The problem: Using the listing below, please gather every line containing the word "Bleeding".

Available records:
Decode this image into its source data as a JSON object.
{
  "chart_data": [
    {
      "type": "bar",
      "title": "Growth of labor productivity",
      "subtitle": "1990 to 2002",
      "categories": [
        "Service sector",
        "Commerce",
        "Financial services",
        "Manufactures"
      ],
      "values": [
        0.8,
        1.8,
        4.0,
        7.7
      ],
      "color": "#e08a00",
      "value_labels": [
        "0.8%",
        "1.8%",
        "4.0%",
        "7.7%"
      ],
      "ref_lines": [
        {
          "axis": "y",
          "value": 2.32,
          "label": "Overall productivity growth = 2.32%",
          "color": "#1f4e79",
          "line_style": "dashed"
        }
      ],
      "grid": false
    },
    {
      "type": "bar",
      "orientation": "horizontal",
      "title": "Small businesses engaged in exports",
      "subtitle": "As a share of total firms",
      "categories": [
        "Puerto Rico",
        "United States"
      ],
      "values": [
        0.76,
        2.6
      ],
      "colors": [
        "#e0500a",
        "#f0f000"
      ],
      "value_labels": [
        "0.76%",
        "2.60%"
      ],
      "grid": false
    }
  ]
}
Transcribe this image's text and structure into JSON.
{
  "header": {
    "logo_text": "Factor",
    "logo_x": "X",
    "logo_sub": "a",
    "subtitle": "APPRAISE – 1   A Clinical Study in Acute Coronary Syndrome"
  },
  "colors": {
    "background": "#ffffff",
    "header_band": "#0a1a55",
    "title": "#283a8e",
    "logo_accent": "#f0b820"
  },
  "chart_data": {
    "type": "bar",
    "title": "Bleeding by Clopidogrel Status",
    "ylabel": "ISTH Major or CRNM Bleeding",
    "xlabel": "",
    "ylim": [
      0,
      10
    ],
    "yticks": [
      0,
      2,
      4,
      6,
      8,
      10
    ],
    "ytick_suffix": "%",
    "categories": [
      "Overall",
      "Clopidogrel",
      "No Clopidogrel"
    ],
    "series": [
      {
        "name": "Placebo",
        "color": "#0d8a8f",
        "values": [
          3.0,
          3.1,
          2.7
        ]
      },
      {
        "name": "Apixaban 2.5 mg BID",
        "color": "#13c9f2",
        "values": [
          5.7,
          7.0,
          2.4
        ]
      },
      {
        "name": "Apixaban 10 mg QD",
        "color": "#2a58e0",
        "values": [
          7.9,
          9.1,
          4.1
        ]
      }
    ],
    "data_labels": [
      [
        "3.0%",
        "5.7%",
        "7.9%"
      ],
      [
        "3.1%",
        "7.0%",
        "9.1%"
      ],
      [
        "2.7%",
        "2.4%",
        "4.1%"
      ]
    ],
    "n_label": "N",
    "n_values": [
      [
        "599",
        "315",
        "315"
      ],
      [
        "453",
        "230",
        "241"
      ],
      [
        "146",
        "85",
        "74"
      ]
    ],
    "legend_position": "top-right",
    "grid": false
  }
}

Finished answer:
    "title": "Bleeding by Clopidogrel Status",
    "ylabel": "ISTH Major or CRNM Bleeding",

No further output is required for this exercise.